Element location listings
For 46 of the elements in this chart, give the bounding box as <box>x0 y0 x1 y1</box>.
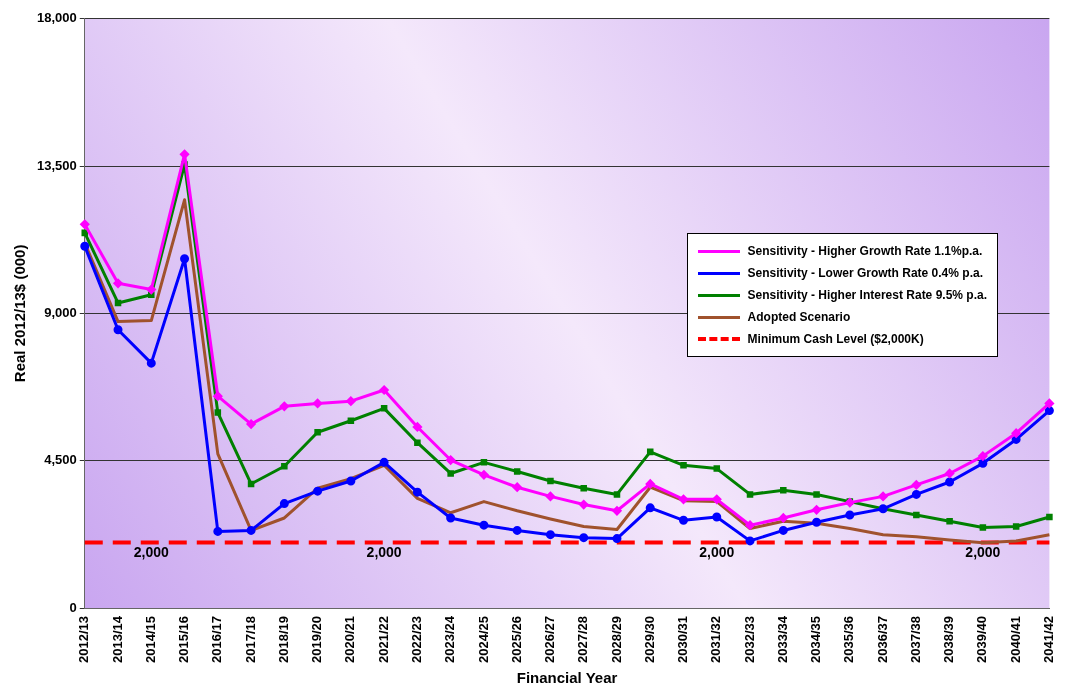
x-tick-label: 2022/23 <box>408 616 424 664</box>
legend-label: Adopted Scenario <box>747 310 851 324</box>
x-tick-label: 2028/29 <box>608 616 624 664</box>
annotation: 2,000 <box>366 544 402 561</box>
legend-label: Sensitivity - Higher Interest Rate 9.5% p.a. <box>747 288 987 302</box>
x-tick-label: 2018/19 <box>275 616 291 664</box>
annotation: 2,000 <box>133 544 170 561</box>
x-tick-label: 2014/15 <box>142 616 158 664</box>
x-tick-label: 2041/42 <box>1040 616 1056 664</box>
y-tick-label: 4,500 <box>44 452 77 468</box>
x-tick-label: 2036/37 <box>874 616 890 664</box>
y-tick-label: 0 <box>69 599 77 615</box>
x-tick-label: 2019/20 <box>309 616 325 664</box>
x-tick-label: 2015/16 <box>176 616 192 664</box>
x-tick-label: 2039/40 <box>974 616 990 664</box>
x-tick-label: 2013/14 <box>109 615 125 664</box>
x-tick-label: 2017/18 <box>242 616 258 664</box>
x-tick-label: 2020/21 <box>342 616 358 664</box>
y-tick-label: 18,000 <box>37 10 77 26</box>
x-tick-label: 2024/25 <box>475 616 491 664</box>
x-tick-label: 2026/27 <box>542 616 558 664</box>
x-axis-title: Financial Year <box>516 669 618 687</box>
x-tick-label: 2025/26 <box>508 616 524 664</box>
y-tick-label: 13,500 <box>37 157 77 173</box>
x-tick-label: 2040/41 <box>1007 616 1023 664</box>
legend-label: Sensitivity - Lower Growth Rate 0.4% p.a. <box>747 266 983 280</box>
x-tick-label: 2034/35 <box>808 616 824 664</box>
x-tick-label: 2029/30 <box>641 616 657 664</box>
legend-label: Sensitivity - Higher Growth Rate 1.1%p.a. <box>747 244 983 258</box>
x-tick-label: 2023/24 <box>442 615 458 664</box>
x-tick-label: 2037/38 <box>907 616 923 664</box>
x-tick-label: 2031/32 <box>708 616 724 664</box>
y-tick-label: 9,000 <box>44 304 77 320</box>
x-tick-label: 2012/13 <box>76 616 92 664</box>
x-tick-label: 2030/31 <box>675 616 691 664</box>
x-tick-label: 2035/36 <box>841 616 857 664</box>
annotation: 2,000 <box>699 544 735 561</box>
y-axis-title: Real 2012/13$ (000) <box>11 244 29 383</box>
x-tick-label: 2033/34 <box>774 615 790 664</box>
legend-label: Minimum Cash Level ($2,000K) <box>747 332 924 346</box>
x-tick-label: 2016/17 <box>209 616 225 664</box>
x-tick-label: 2032/33 <box>741 616 757 664</box>
x-tick-label: 2038/39 <box>941 616 957 664</box>
x-tick-label: 2027/28 <box>575 616 591 664</box>
annotation: 2,000 <box>965 544 1001 561</box>
x-tick-label: 2021/22 <box>375 616 391 664</box>
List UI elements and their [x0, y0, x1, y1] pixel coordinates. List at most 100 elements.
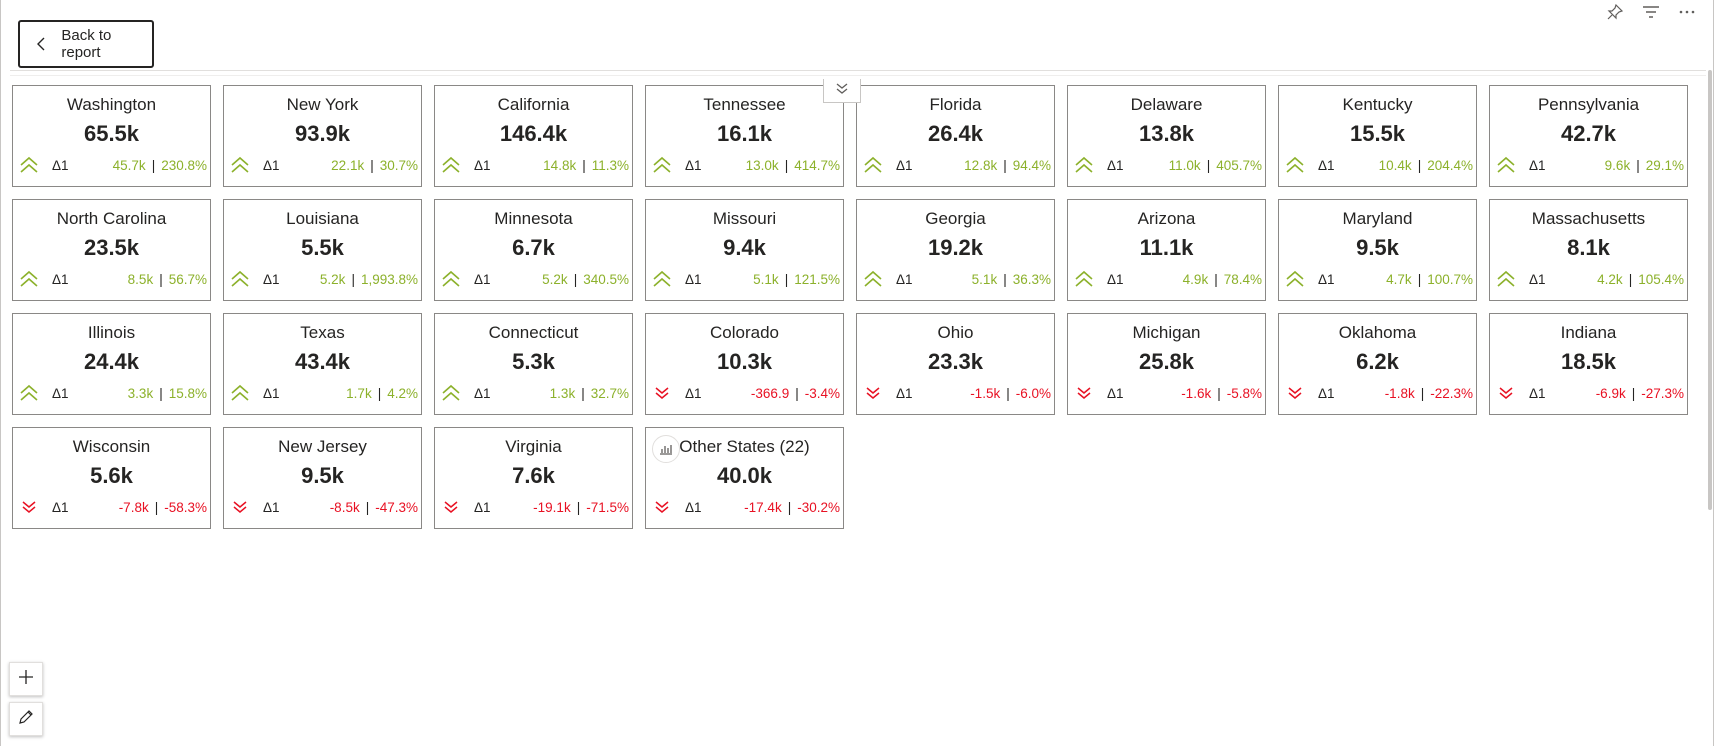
kpi-card[interactable]: Washington 65.5k Δ1 45.7k | 230.8% — [12, 85, 211, 187]
filter-icon[interactable] — [1640, 2, 1662, 22]
kpi-value: 9.5k — [301, 463, 344, 488]
trend-up-icon — [862, 155, 884, 175]
kpi-card[interactable]: Ohio 23.3k Δ1 -1.5k | -6.0% — [856, 313, 1055, 415]
kpi-value: 5.3k — [512, 349, 555, 374]
kpi-card[interactable]: Other States (22) 40.0k Δ1 -17.4k | -30.2% — [645, 427, 844, 529]
pin-icon[interactable] — [1604, 2, 1626, 22]
kpi-change: 3.3k | 15.8% — [92, 386, 210, 401]
collapse-toggle-button[interactable] — [823, 79, 861, 103]
separator: | — [1636, 157, 1640, 173]
kpi-change-percent: -47.3% — [375, 499, 418, 515]
kpi-change-value: 13.0k — [745, 157, 779, 173]
add-button[interactable] — [9, 662, 43, 696]
kpi-card[interactable]: Michigan 25.8k Δ1 -1.6k | -5.8% — [1067, 313, 1266, 415]
separator: | — [154, 499, 159, 515]
kpi-card[interactable]: Tennessee 16.1k Δ1 13.0k | 414.7% — [645, 85, 844, 187]
kpi-card[interactable]: Arizona 11.1k Δ1 4.9k | 78.4% — [1067, 199, 1266, 301]
separator: | — [1417, 271, 1422, 287]
kpi-card[interactable]: Oklahoma 6.2k Δ1 -1.8k | -22.3% — [1278, 313, 1477, 415]
kpi-footer: Δ1 4.2k | 105.4% — [1495, 269, 1687, 289]
trend-up-icon — [651, 155, 673, 175]
kpi-card[interactable]: Florida 26.4k Δ1 12.8k | 94.4% — [856, 85, 1055, 187]
kpi-card[interactable]: Texas 43.4k Δ1 1.7k | 4.2% — [223, 313, 422, 415]
kpi-change-percent: 29.1% — [1645, 157, 1684, 173]
kpi-change-value: -7.8k — [118, 499, 149, 515]
kpi-card[interactable]: Connecticut 5.3k Δ1 1.3k | 32.7% — [434, 313, 633, 415]
kpi-card[interactable]: Wisconsin 5.6k Δ1 -7.8k | -58.3% — [12, 427, 211, 529]
kpi-title: New York — [286, 95, 359, 114]
delta-label: Δ1 — [685, 271, 702, 287]
visual-header-icons — [1604, 2, 1698, 22]
kpi-card[interactable]: Illinois 24.4k Δ1 3.3k | 15.8% — [12, 313, 211, 415]
kpi-change-value: 4.2k — [1597, 271, 1623, 287]
separator: | — [1214, 271, 1218, 287]
kpi-title: Missouri — [712, 209, 777, 228]
kpi-card[interactable]: New Jersey 9.5k Δ1 -8.5k | -47.3% — [223, 427, 422, 529]
back-to-report-button[interactable]: Back to report — [18, 20, 154, 68]
separator: | — [581, 385, 585, 401]
kpi-card[interactable]: Indiana 18.5k Δ1 -6.9k | -27.3% — [1489, 313, 1688, 415]
trend-up-icon — [440, 269, 462, 289]
kpi-card[interactable]: Virginia 7.6k Δ1 -19.1k | -71.5% — [434, 427, 633, 529]
kpi-title: Louisiana — [286, 209, 359, 228]
kpi-card[interactable]: Kentucky 15.5k Δ1 10.4k | 204.4% — [1278, 85, 1477, 187]
vertical-scrollbar[interactable] — [1708, 70, 1712, 510]
kpi-value: 16.1k — [716, 121, 773, 146]
kpi-title: Colorado — [710, 323, 779, 342]
trend-up-icon — [1073, 155, 1095, 175]
kpi-title: Other States (22) — [679, 437, 810, 456]
kpi-title: Massachusetts — [1531, 209, 1646, 228]
kpi-card[interactable]: California 146.4k Δ1 14.8k | 11.3% — [434, 85, 633, 187]
kpi-change: -366.9 | -3.4% — [725, 386, 843, 401]
separator: | — [370, 157, 374, 173]
kpi-card[interactable]: Minnesota 6.7k Δ1 5.2k | 340.5% — [434, 199, 633, 301]
kpi-card[interactable]: North Carolina 23.5k Δ1 8.5k | 56.7% — [12, 199, 211, 301]
trend-down-icon — [1073, 383, 1095, 403]
kpi-footer: Δ1 13.0k | 414.7% — [651, 155, 843, 175]
kpi-title: Pennsylvania — [1537, 95, 1640, 114]
kpi-change-percent: 230.8% — [161, 157, 207, 173]
kpi-change: 12.8k | 94.4% — [936, 158, 1054, 173]
more-options-icon[interactable] — [1676, 2, 1698, 22]
edit-button[interactable] — [9, 702, 43, 736]
separator: | — [1217, 385, 1221, 401]
kpi-change: 13.0k | 414.7% — [725, 158, 843, 173]
kpi-footer: Δ1 1.7k | 4.2% — [229, 383, 421, 403]
kpi-change-percent: -5.8% — [1226, 385, 1262, 401]
separator: | — [1006, 385, 1010, 401]
kpi-title: Delaware — [1130, 95, 1203, 114]
kpi-change-percent: 32.7% — [590, 385, 629, 401]
separator: | — [159, 385, 163, 401]
delta-label: Δ1 — [263, 157, 280, 173]
delta-label: Δ1 — [1529, 157, 1546, 173]
trend-up-icon — [1495, 155, 1517, 175]
kpi-change: 14.8k | 11.3% — [514, 158, 632, 173]
kpi-title: Wisconsin — [72, 437, 151, 456]
kpi-change-percent: 78.4% — [1223, 271, 1262, 287]
kpi-card[interactable]: Pennsylvania 42.7k Δ1 9.6k | 29.1% — [1489, 85, 1688, 187]
kpi-change-value: -1.8k — [1384, 385, 1415, 401]
kpi-change-value: -19.1k — [533, 499, 571, 515]
kpi-change-percent: 405.7% — [1216, 157, 1262, 173]
kpi-card[interactable]: Georgia 19.2k Δ1 5.1k | 36.3% — [856, 199, 1055, 301]
kpi-value: 5.6k — [90, 463, 133, 488]
kpi-card[interactable]: Louisiana 5.5k Δ1 5.2k | 1,993.8% — [223, 199, 422, 301]
add-icon — [18, 669, 34, 690]
kpi-value: 18.5k — [1560, 349, 1617, 374]
delta-label: Δ1 — [52, 385, 69, 401]
bar-chart-icon[interactable] — [652, 435, 680, 463]
kpi-card[interactable]: New York 93.9k Δ1 22.1k | 30.7% — [223, 85, 422, 187]
kpi-change: -1.8k | -22.3% — [1358, 386, 1476, 401]
kpi-card[interactable]: Maryland 9.5k Δ1 4.7k | 100.7% — [1278, 199, 1477, 301]
separator: | — [1003, 271, 1007, 287]
kpi-card[interactable]: Delaware 13.8k Δ1 11.0k | 405.7% — [1067, 85, 1266, 187]
edit-icon — [18, 709, 34, 730]
kpi-card[interactable]: Colorado 10.3k Δ1 -366.9 | -3.4% — [645, 313, 844, 415]
kpi-card[interactable]: Massachusetts 8.1k Δ1 4.2k | 105.4% — [1489, 199, 1688, 301]
kpi-change-percent: 340.5% — [583, 271, 629, 287]
trend-up-icon — [862, 269, 884, 289]
kpi-change-percent: 36.3% — [1012, 271, 1051, 287]
double-chevron-down-icon — [835, 82, 849, 100]
delta-label: Δ1 — [263, 499, 280, 515]
kpi-card[interactable]: Missouri 9.4k Δ1 5.1k | 121.5% — [645, 199, 844, 301]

Requirements: Rewrite the part of the items that opens with the line containing "kpi-card[interactable]: Washington 65.5k" and closes with the line containing "kpi-value: 5.3k — [512, 349, 555, 374]", swapping "trend-up-icon" for "trend-down-icon" and leaving everything else as it is.

Result of the task:
kpi-card[interactable]: Washington 65.5k Δ1 45.7k | 230.8% — [12, 85, 211, 187]
filter-icon[interactable] — [1640, 2, 1662, 22]
kpi-value: 9.5k — [301, 463, 344, 488]
trend-down-icon — [862, 155, 884, 175]
kpi-card[interactable]: Ohio 23.3k Δ1 -1.5k | -6.0% — [856, 313, 1055, 415]
kpi-value: 5.3k — [512, 349, 555, 374]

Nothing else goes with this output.